━━━━━ Given information

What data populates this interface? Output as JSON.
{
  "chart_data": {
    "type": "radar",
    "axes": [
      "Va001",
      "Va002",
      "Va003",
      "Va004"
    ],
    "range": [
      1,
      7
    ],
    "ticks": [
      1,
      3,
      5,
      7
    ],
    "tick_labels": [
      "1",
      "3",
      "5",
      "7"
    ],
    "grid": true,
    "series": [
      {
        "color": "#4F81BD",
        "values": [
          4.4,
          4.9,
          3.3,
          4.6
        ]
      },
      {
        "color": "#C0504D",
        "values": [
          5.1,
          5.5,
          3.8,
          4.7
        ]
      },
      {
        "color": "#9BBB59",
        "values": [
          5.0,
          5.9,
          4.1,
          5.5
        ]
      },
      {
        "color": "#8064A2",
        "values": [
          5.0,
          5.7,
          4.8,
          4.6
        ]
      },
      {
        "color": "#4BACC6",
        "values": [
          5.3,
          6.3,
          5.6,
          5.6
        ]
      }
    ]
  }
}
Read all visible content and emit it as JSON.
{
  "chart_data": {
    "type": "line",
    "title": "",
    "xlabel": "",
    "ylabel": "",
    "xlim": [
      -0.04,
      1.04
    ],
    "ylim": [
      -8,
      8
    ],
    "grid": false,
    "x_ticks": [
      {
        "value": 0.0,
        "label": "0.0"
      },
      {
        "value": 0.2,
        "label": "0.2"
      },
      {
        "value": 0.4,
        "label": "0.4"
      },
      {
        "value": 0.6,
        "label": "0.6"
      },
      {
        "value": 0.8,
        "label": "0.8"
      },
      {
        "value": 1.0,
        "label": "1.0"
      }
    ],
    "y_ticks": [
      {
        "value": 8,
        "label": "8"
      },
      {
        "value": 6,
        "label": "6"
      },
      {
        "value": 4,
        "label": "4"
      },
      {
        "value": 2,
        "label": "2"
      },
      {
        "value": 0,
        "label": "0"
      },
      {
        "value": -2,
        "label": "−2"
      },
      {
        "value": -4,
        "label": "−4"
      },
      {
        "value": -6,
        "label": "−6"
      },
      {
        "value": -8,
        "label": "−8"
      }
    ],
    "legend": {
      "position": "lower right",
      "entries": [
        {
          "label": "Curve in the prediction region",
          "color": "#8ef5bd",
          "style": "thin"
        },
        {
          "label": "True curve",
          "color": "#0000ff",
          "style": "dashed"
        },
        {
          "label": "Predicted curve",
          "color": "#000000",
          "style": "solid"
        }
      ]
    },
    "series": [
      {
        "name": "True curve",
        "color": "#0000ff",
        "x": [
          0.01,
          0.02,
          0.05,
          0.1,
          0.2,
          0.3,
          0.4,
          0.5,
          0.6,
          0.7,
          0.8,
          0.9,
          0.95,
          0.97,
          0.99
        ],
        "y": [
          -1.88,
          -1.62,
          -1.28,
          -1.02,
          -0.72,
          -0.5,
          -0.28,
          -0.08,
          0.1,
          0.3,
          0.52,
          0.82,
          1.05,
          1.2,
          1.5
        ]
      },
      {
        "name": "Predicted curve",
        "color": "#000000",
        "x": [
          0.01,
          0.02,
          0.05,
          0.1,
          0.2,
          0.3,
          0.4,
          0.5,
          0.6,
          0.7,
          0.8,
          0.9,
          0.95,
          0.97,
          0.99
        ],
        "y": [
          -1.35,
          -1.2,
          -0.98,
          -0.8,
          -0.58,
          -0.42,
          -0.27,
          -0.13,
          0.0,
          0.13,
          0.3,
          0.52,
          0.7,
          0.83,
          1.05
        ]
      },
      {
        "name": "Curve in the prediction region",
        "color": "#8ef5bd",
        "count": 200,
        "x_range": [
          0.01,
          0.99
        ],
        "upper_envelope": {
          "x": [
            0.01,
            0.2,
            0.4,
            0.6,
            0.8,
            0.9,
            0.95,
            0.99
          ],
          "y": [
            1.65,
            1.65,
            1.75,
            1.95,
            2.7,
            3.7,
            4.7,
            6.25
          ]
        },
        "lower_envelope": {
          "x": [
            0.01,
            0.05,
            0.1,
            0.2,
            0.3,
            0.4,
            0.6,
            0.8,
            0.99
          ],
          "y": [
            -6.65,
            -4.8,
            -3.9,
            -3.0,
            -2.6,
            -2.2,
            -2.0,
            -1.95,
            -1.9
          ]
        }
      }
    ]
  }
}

━━━━━━━━━━

» **Aim**: All of the entries should be written out again exactly.

» **Response below**:
What data populates this interface? Output as JSON.
{
  "chart_data": {
    "type": "radar",
    "axes": [
      "Va001",
      "Va002",
      "Va003",
      "Va004"
    ],
    "range": [
      1,
      7
    ],
    "ticks": [
      1,
      3,
      5,
      7
    ],
    "tick_labels": [
      "1",
      "3",
      "5",
      "7"
    ],
    "grid": true,
    "series": [
      {
        "color": "#4F81BD",
        "values": [
          4.4,
          4.9,
          3.3,
          4.6
        ]
      },
      {
        "color": "#C0504D",
        "values": [
          5.1,
          5.5,
          3.8,
          4.7
        ]
      },
      {
        "color": "#9BBB59",
        "values": [
          5.0,
          5.9,
          4.1,
          5.5
        ]
      },
      {
        "color": "#8064A2",
        "values": [
          5.0,
          5.7,
          4.8,
          4.6
        ]
      },
      {
        "color": "#4BACC6",
        "values": [
          5.3,
          6.3,
          5.6,
          5.6
        ]
      }
    ]
  }
}
Read all visible content and emit it as JSON.
{
  "chart_data": {
    "type": "line",
    "title": "",
    "xlabel": "",
    "ylabel": "",
    "xlim": [
      -0.04,
      1.04
    ],
    "ylim": [
      -8,
      8
    ],
    "grid": false,
    "x_ticks": [
      {
        "value": 0.0,
        "label": "0.0"
      },
      {
        "value": 0.2,
        "label": "0.2"
      },
      {
        "value": 0.4,
        "label": "0.4"
      },
      {
        "value": 0.6,
        "label": "0.6"
      },
      {
        "value": 0.8,
        "label": "0.8"
      },
      {
        "value": 1.0,
        "label": "1.0"
      }
    ],
    "y_ticks": [
      {
        "value": 8,
        "label": "8"
      },
      {
        "value": 6,
        "label": "6"
      },
      {
        "value": 4,
        "label": "4"
      },
      {
        "value": 2,
        "label": "2"
      },
      {
        "value": 0,
        "label": "0"
      },
      {
        "value": -2,
        "label": "−2"
      },
      {
        "value": -4,
        "label": "−4"
      },
      {
        "value": -6,
        "label": "−6"
      },
      {
        "value": -8,
        "label": "−8"
      }
    ],
    "legend": {
      "position": "lower right",
      "entries": [
        {
          "label": "Curve in the prediction region",
          "color": "#8ef5bd",
          "style": "thin"
        },
        {
          "label": "True curve",
          "color": "#0000ff",
          "style": "dashed"
        },
        {
          "label": "Predicted curve",
          "color": "#000000",
          "style": "solid"
        }
      ]
    },
    "series": [
      {
        "name": "True curve",
        "color": "#0000ff",
        "x": [
          0.01,
          0.02,
          0.05,
          0.1,
          0.2,
          0.3,
          0.4,
          0.5,
          0.6,
          0.7,
          0.8,
          0.9,
          0.95,
          0.97,
          0.99
        ],
        "y": [
          -1.88,
          -1.62,
          -1.28,
          -1.02,
          -0.72,
          -0.5,
          -0.28,
          -0.08,
          0.1,
          0.3,
          0.52,
          0.82,
          1.05,
          1.2,
          1.5
        ]
      },
      {
        "name": "Predicted curve",
        "color": "#000000",
        "x": [
          0.01,
          0.02,
          0.05,
          0.1,
          0.2,
          0.3,
          0.4,
          0.5,
          0.6,
          0.7,
          0.8,
          0.9,
          0.95,
          0.97,
          0.99
        ],
        "y": [
          -1.35,
          -1.2,
          -0.98,
          -0.8,
          -0.58,
          -0.42,
          -0.27,
          -0.13,
          0.0,
          0.13,
          0.3,
          0.52,
          0.7,
          0.83,
          1.05
        ]
      },
      {
        "name": "Curve in the prediction region",
        "color": "#8ef5bd",
        "count": 200,
        "x_range": [
          0.01,
          0.99
        ],
        "upper_envelope": {
          "x": [
            0.01,
            0.2,
            0.4,
            0.6,
            0.8,
            0.9,
            0.95,
            0.99
          ],
          "y": [
            1.65,
            1.65,
            1.75,
            1.95,
            2.7,
            3.7,
            4.7,
            6.25
          ]
        },
        "lower_envelope": {
          "x": [
            0.01,
            0.05,
            0.1,
            0.2,
            0.3,
            0.4,
            0.6,
            0.8,
            0.99
          ],
          "y": [
            -6.65,
            -4.8,
            -3.9,
            -3.0,
            -2.6,
            -2.2,
            -2.0,
            -1.95,
            -1.9
          ]
        }
      }
    ]
  }
}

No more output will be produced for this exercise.